- **INPUT ROWS**:
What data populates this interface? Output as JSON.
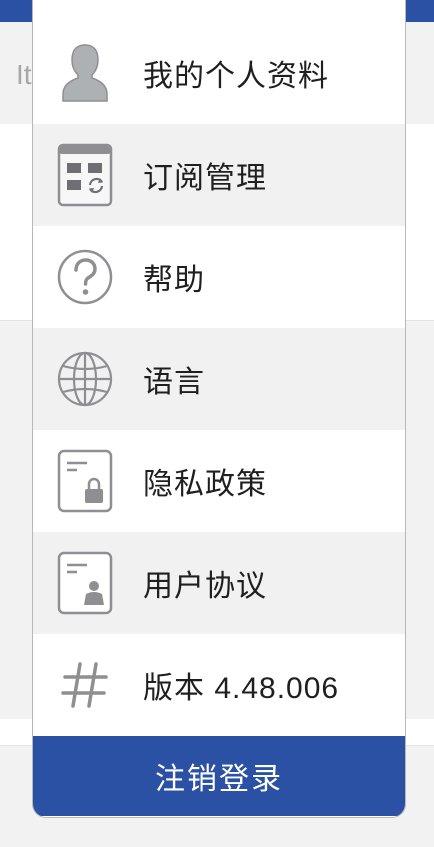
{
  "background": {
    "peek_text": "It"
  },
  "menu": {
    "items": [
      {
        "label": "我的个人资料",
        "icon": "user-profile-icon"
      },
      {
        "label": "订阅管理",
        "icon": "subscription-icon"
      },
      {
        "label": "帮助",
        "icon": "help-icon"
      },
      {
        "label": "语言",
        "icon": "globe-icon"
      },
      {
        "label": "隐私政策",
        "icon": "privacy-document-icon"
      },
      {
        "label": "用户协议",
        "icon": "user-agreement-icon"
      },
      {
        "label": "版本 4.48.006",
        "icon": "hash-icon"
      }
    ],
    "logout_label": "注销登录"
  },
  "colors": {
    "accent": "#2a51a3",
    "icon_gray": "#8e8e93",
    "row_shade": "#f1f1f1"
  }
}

- **EXERCISE TASK**: Copy the records word for word, leaving no picture in the copy.

- **FINISHED TASK**:
What data populates this interface? Output as JSON.
{
  "background": {
    "peek_text": "It"
  },
  "menu": {
    "items": [
      {
        "label": "我的个人资料",
        "icon": "user-profile-icon"
      },
      {
        "label": "订阅管理",
        "icon": "subscription-icon"
      },
      {
        "label": "帮助",
        "icon": "help-icon"
      },
      {
        "label": "语言",
        "icon": "globe-icon"
      },
      {
        "label": "隐私政策",
        "icon": "privacy-document-icon"
      },
      {
        "label": "用户协议",
        "icon": "user-agreement-icon"
      },
      {
        "label": "版本 4.48.006",
        "icon": "hash-icon"
      }
    ],
    "logout_label": "注销登录"
  },
  "colors": {
    "accent": "#2a51a3",
    "icon_gray": "#8e8e93",
    "row_shade": "#f1f1f1"
  }
}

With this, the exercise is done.